**WHAT THE TASK ASKS**
Omit all images. Transcribe the rest of the material below exactly.

[Stored data]
#####

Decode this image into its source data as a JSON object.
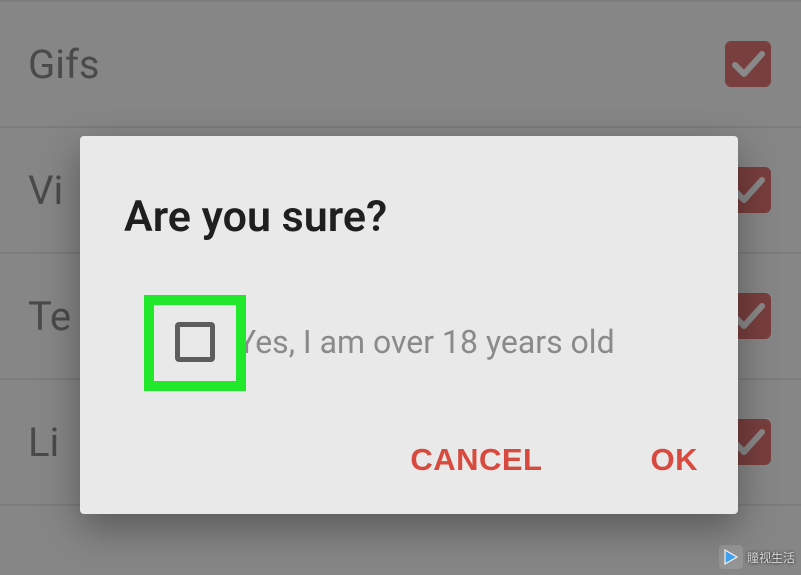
{
  "background": {
    "list_items": [
      {
        "label": "Gifs",
        "checked": true
      },
      {
        "label": "Vi",
        "checked": true
      },
      {
        "label": "Te",
        "checked": true
      },
      {
        "label": "Li",
        "checked": true
      }
    ]
  },
  "dialog": {
    "title": "Are you sure?",
    "checkbox_checked": false,
    "confirm_label": "Yes, I am over 18 years old",
    "cancel_label": "CANCEL",
    "ok_label": "OK"
  },
  "watermark": {
    "text": "瞳视生活"
  },
  "colors": {
    "accent": "#d53c3c",
    "action": "#d74a3d",
    "highlight": "#22e82c"
  }
}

#####

**FULL ANSWER**
Decode this image into its source data as a JSON object.
{
  "background": {
    "list_items": [
      {
        "label": "Gifs",
        "checked": true
      },
      {
        "label": "Vi",
        "checked": true
      },
      {
        "label": "Te",
        "checked": true
      },
      {
        "label": "Li",
        "checked": true
      }
    ]
  },
  "dialog": {
    "title": "Are you sure?",
    "checkbox_checked": false,
    "confirm_label": "Yes, I am over 18 years old",
    "cancel_label": "CANCEL",
    "ok_label": "OK"
  },
  "watermark": {
    "text": "瞳视生活"
  },
  "colors": {
    "accent": "#d53c3c",
    "action": "#d74a3d",
    "highlight": "#22e82c"
  }
}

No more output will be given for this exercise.